::: Data

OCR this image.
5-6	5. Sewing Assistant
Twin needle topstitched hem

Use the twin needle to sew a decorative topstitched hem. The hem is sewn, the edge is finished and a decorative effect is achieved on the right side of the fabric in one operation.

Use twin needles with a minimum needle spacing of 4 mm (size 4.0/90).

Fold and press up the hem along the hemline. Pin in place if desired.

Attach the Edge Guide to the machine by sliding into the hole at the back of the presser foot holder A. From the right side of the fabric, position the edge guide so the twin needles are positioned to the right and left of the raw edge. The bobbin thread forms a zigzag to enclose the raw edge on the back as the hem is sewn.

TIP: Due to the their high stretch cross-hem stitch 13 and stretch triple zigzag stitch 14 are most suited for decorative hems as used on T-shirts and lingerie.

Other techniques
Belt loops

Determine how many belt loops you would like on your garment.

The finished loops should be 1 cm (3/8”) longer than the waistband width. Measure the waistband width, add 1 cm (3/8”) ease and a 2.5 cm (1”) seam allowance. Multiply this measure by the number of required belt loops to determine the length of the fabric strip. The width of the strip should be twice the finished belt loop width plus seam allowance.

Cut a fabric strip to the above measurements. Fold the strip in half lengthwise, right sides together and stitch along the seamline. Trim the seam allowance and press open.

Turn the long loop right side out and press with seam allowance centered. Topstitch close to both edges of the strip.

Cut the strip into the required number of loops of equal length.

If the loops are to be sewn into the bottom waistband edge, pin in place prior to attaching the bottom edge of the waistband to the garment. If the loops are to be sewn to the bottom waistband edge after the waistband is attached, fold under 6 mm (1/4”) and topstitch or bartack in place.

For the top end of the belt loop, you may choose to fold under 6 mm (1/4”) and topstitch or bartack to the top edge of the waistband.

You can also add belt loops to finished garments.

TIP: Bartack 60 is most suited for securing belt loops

::::::

• Written exercise:
The records above are to be repeated exactly, in their entirety.

• Result for this task:
OCR this image.
5-6	5. Sewing Assistant
Twin needle topstitched hem

Use the twin needle to sew a decorative topstitched hem. The hem is sewn, the edge is finished and a decorative effect is achieved on the right side of the fabric in one operation.

Use twin needles with a minimum needle spacing of 4 mm (size 4.0/90).

Fold and press up the hem along the hemline. Pin in place if desired.

Attach the Edge Guide to the machine by sliding into the hole at the back of the presser foot holder A. From the right side of the fabric, position the edge guide so the twin needles are positioned to the right and left of the raw edge. The bobbin thread forms a zigzag to enclose the raw edge on the back as the hem is sewn.

TIP: Due to the their high stretch cross-hem stitch 13 and stretch triple zigzag stitch 14 are most suited for decorative hems as used on T-shirts and lingerie.

Other techniques
Belt loops

Determine how many belt loops you would like on your garment.

The finished loops should be 1 cm (3/8”) longer than the waistband width. Measure the waistband width, add 1 cm (3/8”) ease and a 2.5 cm (1”) seam allowance. Multiply this measure by the number of required belt loops to determine the length of the fabric strip. The width of the strip should be twice the finished belt loop width plus seam allowance.

Cut a fabric strip to the above measurements. Fold the strip in half lengthwise, right sides together and stitch along the seamline. Trim the seam allowance and press open.

Turn the long loop right side out and press with seam allowance centered. Topstitch close to both edges of the strip.

Cut the strip into the required number of loops of equal length.

If the loops are to be sewn into the bottom waistband edge, pin in place prior to attaching the bottom edge of the waistband to the garment. If the loops are to be sewn to the bottom waistband edge after the waistband is attached, fold under 6 mm (1/4”) and topstitch or bartack in place.

For the top end of the belt loop, you may choose to fold under 6 mm (1/4”) and topstitch or bartack to the top edge of the waistband.

You can also add belt loops to finished garments.

TIP: Bartack 60 is most suited for securing belt loops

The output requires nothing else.